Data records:
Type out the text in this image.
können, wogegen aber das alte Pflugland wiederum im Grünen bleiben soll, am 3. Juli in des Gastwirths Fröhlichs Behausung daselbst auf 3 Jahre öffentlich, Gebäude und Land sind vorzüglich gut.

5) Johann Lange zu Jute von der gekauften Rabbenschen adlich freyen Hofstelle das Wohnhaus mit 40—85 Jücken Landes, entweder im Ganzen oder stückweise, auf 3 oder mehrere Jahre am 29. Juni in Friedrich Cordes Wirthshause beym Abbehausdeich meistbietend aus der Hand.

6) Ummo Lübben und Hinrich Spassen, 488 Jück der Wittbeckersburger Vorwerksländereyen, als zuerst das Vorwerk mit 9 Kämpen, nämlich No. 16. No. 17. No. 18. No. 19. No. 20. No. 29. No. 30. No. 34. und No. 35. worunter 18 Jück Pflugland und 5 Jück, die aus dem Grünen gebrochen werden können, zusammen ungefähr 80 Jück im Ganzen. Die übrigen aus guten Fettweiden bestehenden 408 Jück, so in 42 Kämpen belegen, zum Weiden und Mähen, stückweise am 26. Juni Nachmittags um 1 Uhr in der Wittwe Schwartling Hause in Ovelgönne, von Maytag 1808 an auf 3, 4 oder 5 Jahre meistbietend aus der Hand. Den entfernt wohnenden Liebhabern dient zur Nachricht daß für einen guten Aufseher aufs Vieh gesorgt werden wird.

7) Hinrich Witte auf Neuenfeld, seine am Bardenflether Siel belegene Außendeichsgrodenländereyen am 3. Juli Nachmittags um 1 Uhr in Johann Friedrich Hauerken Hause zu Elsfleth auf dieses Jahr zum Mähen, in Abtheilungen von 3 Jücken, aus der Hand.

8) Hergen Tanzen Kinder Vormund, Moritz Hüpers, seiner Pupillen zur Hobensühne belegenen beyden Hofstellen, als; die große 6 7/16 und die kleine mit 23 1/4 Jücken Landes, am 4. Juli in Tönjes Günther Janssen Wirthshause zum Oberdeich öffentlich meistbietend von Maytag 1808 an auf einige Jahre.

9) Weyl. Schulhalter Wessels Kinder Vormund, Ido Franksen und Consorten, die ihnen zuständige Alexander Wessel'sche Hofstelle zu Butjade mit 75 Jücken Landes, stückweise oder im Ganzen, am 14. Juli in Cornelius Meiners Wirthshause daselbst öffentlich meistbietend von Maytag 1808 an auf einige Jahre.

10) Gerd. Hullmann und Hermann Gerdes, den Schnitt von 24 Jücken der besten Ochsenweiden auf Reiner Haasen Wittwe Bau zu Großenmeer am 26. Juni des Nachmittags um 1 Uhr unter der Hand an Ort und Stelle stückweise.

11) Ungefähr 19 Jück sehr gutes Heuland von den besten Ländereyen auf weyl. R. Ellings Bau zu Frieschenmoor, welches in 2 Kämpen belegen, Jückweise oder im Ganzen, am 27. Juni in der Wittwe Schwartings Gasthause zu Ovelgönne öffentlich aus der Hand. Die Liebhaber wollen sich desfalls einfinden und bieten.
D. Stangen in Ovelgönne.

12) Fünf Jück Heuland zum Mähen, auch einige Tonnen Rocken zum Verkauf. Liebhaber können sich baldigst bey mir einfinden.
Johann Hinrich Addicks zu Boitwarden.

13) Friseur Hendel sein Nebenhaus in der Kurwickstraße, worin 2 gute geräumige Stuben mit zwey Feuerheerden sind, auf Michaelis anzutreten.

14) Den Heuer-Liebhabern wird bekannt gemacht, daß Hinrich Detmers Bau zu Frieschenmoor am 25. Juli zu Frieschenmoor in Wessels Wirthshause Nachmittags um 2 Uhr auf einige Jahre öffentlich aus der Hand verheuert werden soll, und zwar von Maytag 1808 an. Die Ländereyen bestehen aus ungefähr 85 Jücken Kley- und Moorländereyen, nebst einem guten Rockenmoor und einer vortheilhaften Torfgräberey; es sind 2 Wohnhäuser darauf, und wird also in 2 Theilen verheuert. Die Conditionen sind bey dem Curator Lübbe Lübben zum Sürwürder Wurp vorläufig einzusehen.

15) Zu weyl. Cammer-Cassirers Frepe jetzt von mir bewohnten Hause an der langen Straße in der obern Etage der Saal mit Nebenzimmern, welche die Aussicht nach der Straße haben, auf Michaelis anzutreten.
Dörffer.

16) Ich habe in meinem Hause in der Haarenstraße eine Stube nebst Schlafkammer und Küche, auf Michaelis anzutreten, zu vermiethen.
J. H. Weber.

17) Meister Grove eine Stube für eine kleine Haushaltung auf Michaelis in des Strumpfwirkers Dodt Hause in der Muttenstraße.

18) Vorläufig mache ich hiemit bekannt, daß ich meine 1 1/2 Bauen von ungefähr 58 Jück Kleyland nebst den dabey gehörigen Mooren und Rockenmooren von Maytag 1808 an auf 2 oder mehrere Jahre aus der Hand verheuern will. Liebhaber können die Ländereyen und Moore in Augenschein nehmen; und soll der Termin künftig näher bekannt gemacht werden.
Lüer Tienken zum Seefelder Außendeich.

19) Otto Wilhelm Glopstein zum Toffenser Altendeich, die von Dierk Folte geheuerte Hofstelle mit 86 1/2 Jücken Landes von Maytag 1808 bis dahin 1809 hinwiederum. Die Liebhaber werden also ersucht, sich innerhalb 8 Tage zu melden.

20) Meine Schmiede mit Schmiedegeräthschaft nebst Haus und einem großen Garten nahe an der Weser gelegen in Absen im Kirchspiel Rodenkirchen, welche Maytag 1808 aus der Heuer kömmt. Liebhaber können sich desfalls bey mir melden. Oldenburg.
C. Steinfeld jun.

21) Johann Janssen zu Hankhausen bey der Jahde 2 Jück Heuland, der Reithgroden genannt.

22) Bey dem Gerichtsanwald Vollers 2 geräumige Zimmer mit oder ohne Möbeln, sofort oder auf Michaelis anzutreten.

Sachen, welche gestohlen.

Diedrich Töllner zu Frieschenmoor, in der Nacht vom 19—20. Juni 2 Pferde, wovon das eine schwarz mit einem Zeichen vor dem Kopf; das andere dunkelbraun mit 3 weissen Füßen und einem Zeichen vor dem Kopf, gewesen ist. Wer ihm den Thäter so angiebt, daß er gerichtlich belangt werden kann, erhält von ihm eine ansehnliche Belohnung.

## Task prompt
Would you write down every record again, exactly?

## Solved exercise
Type out the text in this image.
können, wogegen aber das alte Pflugland wiederum im Grünen bleiben soll, am 3. Juli in des Gastwirths Fröhlichs Behausung daselbst auf 3 Jahre öffentlich, Gebäude und Land sind vorzüglich gut.

5) Johann Lange zu Jute von der gekauften Rabbenschen adlich freyen Hofstelle das Wohnhaus mit 40—85 Jücken Landes, entweder im Ganzen oder stückweise, auf 3 oder mehrere Jahre am 29. Juni in Friedrich Cordes Wirthshause beym Abbehausdeich meistbietend aus der Hand.

6) Ummo Lübben und Hinrich Spassen, 488 Jück der Wittbeckersburger Vorwerksländereyen, als zuerst das Vorwerk mit 9 Kämpen, nämlich No. 16. No. 17. No. 18. No. 19. No. 20. No. 29. No. 30. No. 34. und No. 35. worunter 18 Jück Pflugland und 5 Jück, die aus dem Grünen gebrochen werden können, zusammen ungefähr 80 Jück im Ganzen. Die übrigen aus guten Fettweiden bestehenden 408 Jück, so in 42 Kämpen belegen, zum Weiden und Mähen, stückweise am 26. Juni Nachmittags um 1 Uhr in der Wittwe Schwartling Hause in Ovelgönne, von Maytag 1808 an auf 3, 4 oder 5 Jahre meistbietend aus der Hand. Den entfernt wohnenden Liebhabern dient zur Nachricht daß für einen guten Aufseher aufs Vieh gesorgt werden wird.

7) Hinrich Witte auf Neuenfeld, seine am Bardenflether Siel belegene Außendeichsgrodenländereyen am 3. Juli Nachmittags um 1 Uhr in Johann Friedrich Hauerken Hause zu Elsfleth auf dieses Jahr zum Mähen, in Abtheilungen von 3 Jücken, aus der Hand.

8) Hergen Tanzen Kinder Vormund, Moritz Hüpers, seiner Pupillen zur Hobensühne belegenen beyden Hofstellen, als; die große 6 7/16 und die kleine mit 23 1/4 Jücken Landes, am 4. Juli in Tönjes Günther Janssen Wirthshause zum Oberdeich öffentlich meistbietend von Maytag 1808 an auf einige Jahre.

9) Weyl. Schulhalter Wessels Kinder Vormund, Ido Franksen und Consorten, die ihnen zuständige Alexander Wessel'sche Hofstelle zu Butjade mit 75 Jücken Landes, stückweise oder im Ganzen, am 14. Juli in Cornelius Meiners Wirthshause daselbst öffentlich meistbietend von Maytag 1808 an auf einige Jahre.

10) Gerd. Hullmann und Hermann Gerdes, den Schnitt von 24 Jücken der besten Ochsenweiden auf Reiner Haasen Wittwe Bau zu Großenmeer am 26. Juni des Nachmittags um 1 Uhr unter der Hand an Ort und Stelle stückweise.

11) Ungefähr 19 Jück sehr gutes Heuland von den besten Ländereyen auf weyl. R. Ellings Bau zu Frieschenmoor, welches in 2 Kämpen belegen, Jückweise oder im Ganzen, am 27. Juni in der Wittwe Schwartings Gasthause zu Ovelgönne öffentlich aus der Hand. Die Liebhaber wollen sich desfalls einfinden und bieten.
D. Stangen in Ovelgönne.

12) Fünf Jück Heuland zum Mähen, auch einige Tonnen Rocken zum Verkauf. Liebhaber können sich baldigst bey mir einfinden.
Johann Hinrich Addicks zu Boitwarden.

13) Friseur Hendel sein Nebenhaus in der Kurwickstraße, worin 2 gute geräumige Stuben mit zwey Feuerheerden sind, auf Michaelis anzutreten.

14) Den Heuer-Liebhabern wird bekannt gemacht, daß Hinrich Detmers Bau zu Frieschenmoor am 25. Juli zu Frieschenmoor in Wessels Wirthshause Nachmittags um 2 Uhr auf einige Jahre öffentlich aus der Hand verheuert werden soll, und zwar von Maytag 1808 an. Die Ländereyen bestehen aus ungefähr 85 Jücken Kley- und Moorländereyen, nebst einem guten Rockenmoor und einer vortheilhaften Torfgräberey; es sind 2 Wohnhäuser darauf, und wird also in 2 Theilen verheuert. Die Conditionen sind bey dem Curator Lübbe Lübben zum Sürwürder Wurp vorläufig einzusehen.

15) Zu weyl. Cammer-Cassirers Frepe jetzt von mir bewohnten Hause an der langen Straße in der obern Etage der Saal mit Nebenzimmern, welche die Aussicht nach der Straße haben, auf Michaelis anzutreten.
Dörffer.

16) Ich habe in meinem Hause in der Haarenstraße eine Stube nebst Schlafkammer und Küche, auf Michaelis anzutreten, zu vermiethen.
J. H. Weber.

17) Meister Grove eine Stube für eine kleine Haushaltung auf Michaelis in des Strumpfwirkers Dodt Hause in der Muttenstraße.

18) Vorläufig mache ich hiemit bekannt, daß ich meine 1 1/2 Bauen von ungefähr 58 Jück Kleyland nebst den dabey gehörigen Mooren und Rockenmooren von Maytag 1808 an auf 2 oder mehrere Jahre aus der Hand verheuern will. Liebhaber können die Ländereyen und Moore in Augenschein nehmen; und soll der Termin künftig näher bekannt gemacht werden.
Lüer Tienken zum Seefelder Außendeich.

19) Otto Wilhelm Glopstein zum Toffenser Altendeich, die von Dierk Folte geheuerte Hofstelle mit 86 1/2 Jücken Landes von Maytag 1808 bis dahin 1809 hinwiederum. Die Liebhaber werden also ersucht, sich innerhalb 8 Tage zu melden.

20) Meine Schmiede mit Schmiedegeräthschaft nebst Haus und einem großen Garten nahe an der Weser gelegen in Absen im Kirchspiel Rodenkirchen, welche Maytag 1808 aus der Heuer kömmt. Liebhaber können sich desfalls bey mir melden. Oldenburg.
C. Steinfeld jun.

21) Johann Janssen zu Hankhausen bey der Jahde 2 Jück Heuland, der Reithgroden genannt.

22) Bey dem Gerichtsanwald Vollers 2 geräumige Zimmer mit oder ohne Möbeln, sofort oder auf Michaelis anzutreten.

Sachen, welche gestohlen.

Diedrich Töllner zu Frieschenmoor, in der Nacht vom 19—20. Juni 2 Pferde, wovon das eine schwarz mit einem Zeichen vor dem Kopf; das andere dunkelbraun mit 3 weissen Füßen und einem Zeichen vor dem Kopf, gewesen ist. Wer ihm den Thäter so angiebt, daß er gerichtlich belangt werden kann, erhält von ihm eine ansehnliche Belohnung.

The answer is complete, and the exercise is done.